§ **Work to complete**:
Print verbatim every line starting at the one that contains "Type out the text in this image." and ending at the final line of the records; include both endpoints.

§ **Record excerpts**:

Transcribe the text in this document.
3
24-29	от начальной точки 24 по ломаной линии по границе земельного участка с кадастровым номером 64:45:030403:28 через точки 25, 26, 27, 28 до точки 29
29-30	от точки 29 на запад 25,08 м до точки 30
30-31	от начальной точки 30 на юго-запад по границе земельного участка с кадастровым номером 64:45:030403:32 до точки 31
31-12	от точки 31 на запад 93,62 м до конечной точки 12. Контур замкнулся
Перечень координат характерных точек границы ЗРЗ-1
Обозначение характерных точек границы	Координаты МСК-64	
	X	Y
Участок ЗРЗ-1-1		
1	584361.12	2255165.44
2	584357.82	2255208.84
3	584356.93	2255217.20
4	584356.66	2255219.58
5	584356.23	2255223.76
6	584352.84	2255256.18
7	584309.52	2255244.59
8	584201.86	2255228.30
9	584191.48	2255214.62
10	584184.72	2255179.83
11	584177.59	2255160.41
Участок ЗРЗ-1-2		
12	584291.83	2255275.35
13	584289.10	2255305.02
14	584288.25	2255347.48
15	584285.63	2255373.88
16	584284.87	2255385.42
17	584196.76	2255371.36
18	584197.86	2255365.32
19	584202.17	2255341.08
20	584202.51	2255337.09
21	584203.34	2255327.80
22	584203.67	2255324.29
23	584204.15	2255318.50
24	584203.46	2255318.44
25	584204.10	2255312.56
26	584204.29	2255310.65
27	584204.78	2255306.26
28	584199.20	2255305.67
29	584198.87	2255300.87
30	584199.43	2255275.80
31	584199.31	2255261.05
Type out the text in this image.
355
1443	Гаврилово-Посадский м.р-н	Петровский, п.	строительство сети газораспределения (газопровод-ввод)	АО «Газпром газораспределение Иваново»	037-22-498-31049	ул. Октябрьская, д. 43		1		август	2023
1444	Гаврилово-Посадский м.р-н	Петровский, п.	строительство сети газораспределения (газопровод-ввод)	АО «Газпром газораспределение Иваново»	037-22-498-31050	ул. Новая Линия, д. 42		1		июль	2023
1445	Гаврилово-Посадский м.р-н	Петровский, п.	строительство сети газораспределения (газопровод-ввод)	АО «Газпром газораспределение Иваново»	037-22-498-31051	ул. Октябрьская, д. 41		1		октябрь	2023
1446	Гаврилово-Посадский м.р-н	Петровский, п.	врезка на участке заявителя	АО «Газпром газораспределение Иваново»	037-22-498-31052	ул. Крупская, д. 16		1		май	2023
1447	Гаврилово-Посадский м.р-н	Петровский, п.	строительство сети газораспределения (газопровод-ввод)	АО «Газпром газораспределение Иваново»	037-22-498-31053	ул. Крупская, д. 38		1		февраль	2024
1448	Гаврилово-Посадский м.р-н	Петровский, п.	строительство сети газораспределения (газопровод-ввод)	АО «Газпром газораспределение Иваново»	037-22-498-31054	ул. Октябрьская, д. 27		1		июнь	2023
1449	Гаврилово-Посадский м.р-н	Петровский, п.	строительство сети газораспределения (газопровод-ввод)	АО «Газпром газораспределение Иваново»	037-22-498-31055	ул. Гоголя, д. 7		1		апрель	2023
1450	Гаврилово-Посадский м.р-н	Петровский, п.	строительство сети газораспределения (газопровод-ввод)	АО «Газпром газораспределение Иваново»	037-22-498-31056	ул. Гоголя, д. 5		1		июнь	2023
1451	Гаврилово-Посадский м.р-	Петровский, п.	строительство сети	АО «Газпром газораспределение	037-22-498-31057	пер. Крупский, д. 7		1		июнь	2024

§ **Exercise result**:
Type out the text in this image.
355
1443	Гаврилово-Посадский м.р-н	Петровский, п.	строительство сети газораспределения (газопровод-ввод)	АО «Газпром газораспределение Иваново»	037-22-498-31049	ул. Октябрьская, д. 43		1		август	2023
1444	Гаврилово-Посадский м.р-н	Петровский, п.	строительство сети газораспределения (газопровод-ввод)	АО «Газпром газораспределение Иваново»	037-22-498-31050	ул. Новая Линия, д. 42		1		июль	2023
1445	Гаврилово-Посадский м.р-н	Петровский, п.	строительство сети газораспределения (газопровод-ввод)	АО «Газпром газораспределение Иваново»	037-22-498-31051	ул. Октябрьская, д. 41		1		октябрь	2023
1446	Гаврилово-Посадский м.р-н	Петровский, п.	врезка на участке заявителя	АО «Газпром газораспределение Иваново»	037-22-498-31052	ул. Крупская, д. 16		1		май	2023
1447	Гаврилово-Посадский м.р-н	Петровский, п.	строительство сети газораспределения (газопровод-ввод)	АО «Газпром газораспределение Иваново»	037-22-498-31053	ул. Крупская, д. 38		1		февраль	2024
1448	Гаврилово-Посадский м.р-н	Петровский, п.	строительство сети газораспределения (газопровод-ввод)	АО «Газпром газораспределение Иваново»	037-22-498-31054	ул. Октябрьская, д. 27		1		июнь	2023
1449	Гаврилово-Посадский м.р-н	Петровский, п.	строительство сети газораспределения (газопровод-ввод)	АО «Газпром газораспределение Иваново»	037-22-498-31055	ул. Гоголя, д. 7		1		апрель	2023
1450	Гаврилово-Посадский м.р-н	Петровский, п.	строительство сети газораспределения (газопровод-ввод)	АО «Газпром газораспределение Иваново»	037-22-498-31056	ул. Гоголя, д. 5		1		июнь	2023
1451	Гаврилово-Посадский м.р-	Петровский, п.	строительство сети	АО «Газпром газораспределение	037-22-498-31057	пер. Крупский, д. 7		1		июнь	2024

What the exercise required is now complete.